• [WRITTEN EXERCISE]: Give every line below again, exactly.

---------- EXERCISE INPUTS ----------

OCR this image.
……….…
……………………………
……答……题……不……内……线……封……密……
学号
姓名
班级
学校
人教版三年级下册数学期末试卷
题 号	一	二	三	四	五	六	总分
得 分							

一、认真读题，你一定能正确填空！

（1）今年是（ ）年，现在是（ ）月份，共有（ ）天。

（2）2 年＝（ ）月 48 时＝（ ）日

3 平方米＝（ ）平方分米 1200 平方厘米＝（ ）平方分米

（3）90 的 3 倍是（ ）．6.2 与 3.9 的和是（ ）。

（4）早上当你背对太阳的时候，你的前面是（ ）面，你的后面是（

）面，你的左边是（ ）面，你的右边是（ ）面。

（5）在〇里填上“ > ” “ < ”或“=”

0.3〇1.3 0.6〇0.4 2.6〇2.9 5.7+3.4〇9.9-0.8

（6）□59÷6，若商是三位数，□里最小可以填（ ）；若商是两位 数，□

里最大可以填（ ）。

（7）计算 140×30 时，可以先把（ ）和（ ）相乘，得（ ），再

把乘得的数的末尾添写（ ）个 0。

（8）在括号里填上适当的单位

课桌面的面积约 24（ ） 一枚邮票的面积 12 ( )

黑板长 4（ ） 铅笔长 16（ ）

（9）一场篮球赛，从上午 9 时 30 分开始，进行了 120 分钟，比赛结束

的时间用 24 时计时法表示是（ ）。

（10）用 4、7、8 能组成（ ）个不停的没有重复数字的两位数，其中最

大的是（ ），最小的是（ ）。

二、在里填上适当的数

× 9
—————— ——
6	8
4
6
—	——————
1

----------

• [CORRECT RESPONSE]:
OCR this image.
……….…
……………………………
……答……题……不……内……线……封……密……
学号
姓名
班级
学校
人教版三年级下册数学期末试卷
题 号	一	二	三	四	五	六	总分
得 分							

一、认真读题，你一定能正确填空！

（1）今年是（ ）年，现在是（ ）月份，共有（ ）天。

（2）2 年＝（ ）月 48 时＝（ ）日

3 平方米＝（ ）平方分米 1200 平方厘米＝（ ）平方分米

（3）90 的 3 倍是（ ）．6.2 与 3.9 的和是（ ）。

（4）早上当你背对太阳的时候，你的前面是（ ）面，你的后面是（

）面，你的左边是（ ）面，你的右边是（ ）面。

（5）在〇里填上“ > ” “ < ”或“=”

0.3〇1.3 0.6〇0.4 2.6〇2.9 5.7+3.4〇9.9-0.8

（6）□59÷6，若商是三位数，□里最小可以填（ ）；若商是两位 数，□

里最大可以填（ ）。

（7）计算 140×30 时，可以先把（ ）和（ ）相乘，得（ ），再

把乘得的数的末尾添写（ ）个 0。

（8）在括号里填上适当的单位

课桌面的面积约 24（ ） 一枚邮票的面积 12 ( )

黑板长 4（ ） 铅笔长 16（ ）

（9）一场篮球赛，从上午 9 时 30 分开始，进行了 120 分钟，比赛结束

的时间用 24 时计时法表示是（ ）。

（10）用 4、7、8 能组成（ ）个不停的没有重复数字的两位数，其中最

大的是（ ），最小的是（ ）。

二、在里填上适当的数

× 9
—————— ——
6	8
4
6
—	——————
1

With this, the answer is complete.